# Reading passage
######

7 – Trio of new winners marks penultimate Mission Foods program at BIR - A trio of multi-time series champions – Erica Enders (Pro Stock), Antron Brown (Top Fuel), and Robert Hight (Funny Car) – were first-time winners in the Mission Foods #2Fast2Tasty Challenge during Saturday qualifying.

Enders started this weekend with three bonus points in her “Countdown bank account” through the previous seven Pro Stock cracks at the Mission Foods #2Fast2Tasty Challenge rewards. But she doubled her balance Saturday, finally winning the specialty race for her class. Enders defeated Deric Kramer in the final round.

“I unintentionally double-bulbed Deric Kramer, so that part sucks and overshadowed the excitement of winning for me,” she said of her starting line miscue. “That’s not how I race. I make a living being an honest racer.” Still, she said she was especially happy for her sponsors “because coming into the year we thought we do were going to do some good – and we haven’t. So it’s very meaningful.”

Also winning the Mission Foods Challenge for the first time were Top Fuel’s Antron Brown and Funny Car’s Robert Hight.

Brown, who denied Brittany Force her first bonus-race victory, said afterward, “On that last run, we dropped a hole at half-track. [Crew chief Brian] Corradi had it reeled in there. But hey – we got some Mission tortillas. I’m tellin’ you – we’re going to make some fried chicken tortillas with a little watermelon on the side. If you want some, come get some, baby!”

Hight chased down Matt Hagan in their final-round match to keep the points leader from scoring consecutive bonus-race victories in the Funny Car version. Hight’s crew chief, Jimmy Prock, said that, like Brown’s dragster, Hight’s Camaro had a cylinder out downtrack.

“I really feel like we got away with one,” Hight said. “You don’t go up there and try to run 3.98 and beat Matt Hagan. You’re going to get beat most of the time. We got away with one there. We’ll take it.”

######

# List of tasks
(1) Please rewrite the part of the drag racing report starting at "Hight chased down" and ending at "cylinder out downtrack.", with "Camaro" replaced by "race car".
(2) Answer these questions from the drag racing report.
(a) Whom did Erica Enders defeat in the final round?
(b) Who is Robert Hight's crew chief?
(c) Which driver did Antron Brown deny a first bonus-race victory?

######

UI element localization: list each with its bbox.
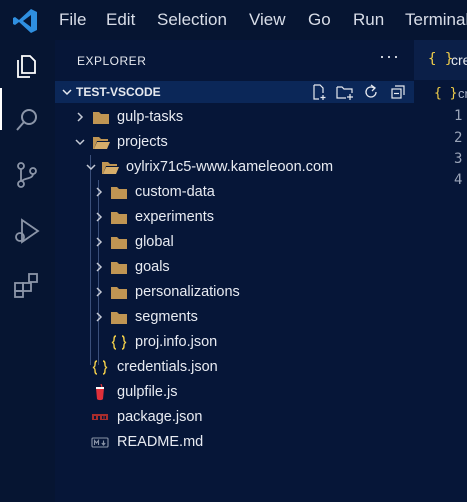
tree-item-goals[interactable]: goals	[55, 255, 414, 280]
tree-item-readme-md[interactable]: README.md	[55, 430, 414, 455]
menu-view[interactable]: View	[249, 10, 286, 30]
extensions-icon[interactable]	[12, 270, 42, 300]
chevron-down-icon	[62, 89, 72, 96]
menu-file[interactable]: File	[59, 10, 86, 30]
menu-bar: File Edit Selection View Go Run Terminal	[0, 0, 467, 40]
tree-item-experiments[interactable]: experiments	[55, 205, 414, 230]
tree-item-label: global	[135, 234, 174, 250]
chevron-right-icon	[96, 262, 103, 272]
tree-item-label: package.json	[117, 409, 203, 425]
tree-item-label: goals	[135, 259, 170, 275]
tree-item-label: oylrix71c5-www.kameleoon.com	[126, 159, 334, 175]
new-folder-icon[interactable]	[336, 83, 354, 101]
gulp-file-icon	[96, 384, 104, 401]
breadcrumb[interactable]: cr	[458, 86, 467, 101]
line-number: 3	[454, 151, 463, 167]
tree-item-label: proj.info.json	[135, 334, 218, 350]
tree-item-global[interactable]: global	[55, 230, 414, 255]
menu-go[interactable]: Go	[308, 10, 331, 30]
tree-item-package-json[interactable]: package.json	[55, 405, 414, 430]
chevron-right-icon	[96, 287, 103, 297]
folder-icon	[111, 237, 127, 249]
chevron-right-icon	[96, 212, 103, 222]
tree-item-label: personalizations	[135, 284, 240, 300]
folder-open-icon	[102, 162, 119, 174]
tree-item-label: gulp-tasks	[117, 109, 184, 125]
editor-area: { } cre { } cr 1 2 3 4	[414, 40, 467, 502]
tree-item-label: README.md	[117, 434, 204, 450]
json-file-icon	[92, 360, 108, 375]
line-number: 4	[454, 172, 463, 188]
tree-item-personalizations[interactable]: personalizations	[55, 280, 414, 305]
tree-item-label: credentials.json	[117, 359, 218, 375]
tree-item-proj-info-json[interactable]: proj.info.json	[55, 330, 414, 355]
tree-item-gulpfile-js[interactable]: gulpfile.js	[55, 380, 414, 405]
refresh-icon[interactable]	[362, 83, 380, 101]
tab-label: cre	[451, 52, 467, 68]
tree-item-label: gulpfile.js	[117, 384, 178, 400]
workspace-title: TEST-VSCODE	[76, 85, 161, 99]
collapse-all-icon[interactable]	[389, 83, 407, 101]
chevron-down-icon	[75, 139, 85, 146]
activity-bar	[0, 40, 55, 502]
menu-run[interactable]: Run	[353, 10, 384, 30]
more-actions-icon[interactable]: ···	[379, 46, 400, 67]
active-indicator	[0, 88, 2, 130]
chevron-right-icon	[96, 187, 103, 197]
explorer-title: EXPLORER	[77, 54, 147, 68]
tree-item-label: custom-data	[135, 184, 215, 200]
tree-item-segments[interactable]: segments	[55, 305, 414, 330]
tree-item-project-root[interactable]: oylrix71c5-www.kameleoon.com	[55, 155, 414, 180]
chevron-right-icon	[96, 237, 103, 247]
json-file-icon	[111, 335, 127, 350]
tree-item-custom-data[interactable]: custom-data	[55, 180, 414, 205]
new-file-icon[interactable]	[310, 83, 328, 101]
explorer-icon[interactable]	[12, 51, 42, 81]
explorer-sidebar: EXPLORER ··· TEST-VSCODE gulp-tasks proj…	[55, 40, 414, 502]
search-icon[interactable]	[12, 105, 42, 135]
npm-file-icon	[92, 414, 108, 420]
line-number: 1	[454, 108, 463, 124]
json-file-icon: { }	[428, 51, 454, 67]
folder-open-icon	[93, 137, 110, 149]
vscode-logo-icon[interactable]	[12, 8, 38, 34]
chevron-down-icon	[86, 164, 96, 171]
chevron-right-icon	[77, 112, 84, 122]
menu-edit[interactable]: Edit	[106, 10, 135, 30]
folder-icon	[111, 187, 127, 199]
folder-icon	[111, 262, 127, 274]
json-file-icon: { }	[434, 86, 458, 101]
editor-tab[interactable]: { } cre	[414, 40, 467, 80]
tree-item-label: segments	[135, 309, 198, 325]
tree-item-label: projects	[117, 134, 168, 150]
source-control-icon[interactable]	[12, 160, 42, 190]
workspace-section-header[interactable]: TEST-VSCODE	[55, 81, 414, 103]
tree-item-projects[interactable]: projects	[55, 130, 414, 155]
chevron-right-icon	[96, 312, 103, 322]
tree-item-gulp-tasks[interactable]: gulp-tasks	[55, 105, 414, 130]
menu-selection[interactable]: Selection	[157, 10, 227, 30]
folder-icon	[93, 112, 109, 124]
folder-icon	[111, 312, 127, 324]
menu-terminal[interactable]: Terminal	[405, 10, 467, 30]
markdown-file-icon	[91, 437, 109, 448]
run-debug-icon[interactable]	[12, 216, 42, 246]
folder-icon	[111, 287, 127, 299]
tree-item-credentials-json[interactable]: credentials.json	[55, 355, 414, 380]
folder-icon	[111, 212, 127, 224]
line-number: 2	[454, 130, 463, 146]
tree-item-label: experiments	[135, 209, 214, 225]
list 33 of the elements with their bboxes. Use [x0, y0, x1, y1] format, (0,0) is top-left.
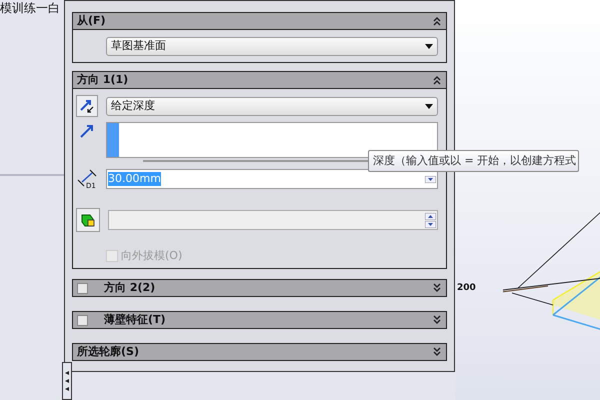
section-header[interactable]: 从(F) [72, 12, 447, 30]
collapse-icon[interactable] [432, 16, 442, 26]
collapse-icon[interactable] [432, 75, 442, 85]
section-title: 所选轮廓(S) [77, 344, 139, 360]
draft-label: 向外拔模(O) [121, 248, 182, 264]
section-header[interactable]: 薄壁特征(T) [72, 311, 447, 329]
reverse-arrows-icon [79, 98, 95, 114]
section-header[interactable]: 方向 2(2) [72, 279, 447, 297]
draft-toggle-button[interactable] [76, 208, 100, 232]
expand-icon[interactable] [432, 347, 442, 357]
expand-icon[interactable] [432, 283, 442, 293]
document-title: 模训练一白 [0, 0, 61, 16]
collapse-panel-icon[interactable] [65, 370, 69, 392]
section-title: 方向 2(2) [104, 280, 156, 296]
dropdown[interactable]: 草图基准面 [106, 36, 438, 56]
section-title: 薄壁特征(T) [104, 312, 166, 328]
section-checkbox[interactable] [77, 282, 88, 294]
section-checkbox[interactable] [77, 314, 88, 326]
dimension-label: 200 [457, 282, 476, 295]
spinner-icon[interactable] [425, 212, 436, 228]
section-title: 从(F) [77, 12, 106, 29]
dropdown[interactable]: 给定深度 [106, 96, 438, 116]
expand-icon[interactable] [432, 315, 442, 325]
spinner-icon[interactable] [425, 176, 436, 182]
tooltip: 深度（输入值或以 = 开始，以创建方程式 [368, 150, 580, 172]
section-header[interactable]: 方向 1(1) [72, 71, 447, 89]
caret-icon [425, 104, 433, 108]
draft-angle-field[interactable] [108, 210, 438, 230]
solid-block-icon [80, 212, 96, 228]
caret-icon [425, 44, 433, 48]
reverse-direction-button[interactable] [76, 95, 98, 117]
section-header[interactable]: 所选轮廓(S) [72, 343, 447, 361]
section-title: 方向 1(1) [77, 72, 128, 88]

######

# Responses per task
(1)
Hight chased down Matt Hagan in their final-round match to keep the points leader from scoring consecutive bonus-race victories in the Funny Car version. Hight’s crew chief, Jimmy Prock, said that, like Brown’s dragster, Hight’s race car had a cylinder out downtrack.

(2)
(a) Deric Kramer
(b) Jimmy Prock
(c) Brittany Force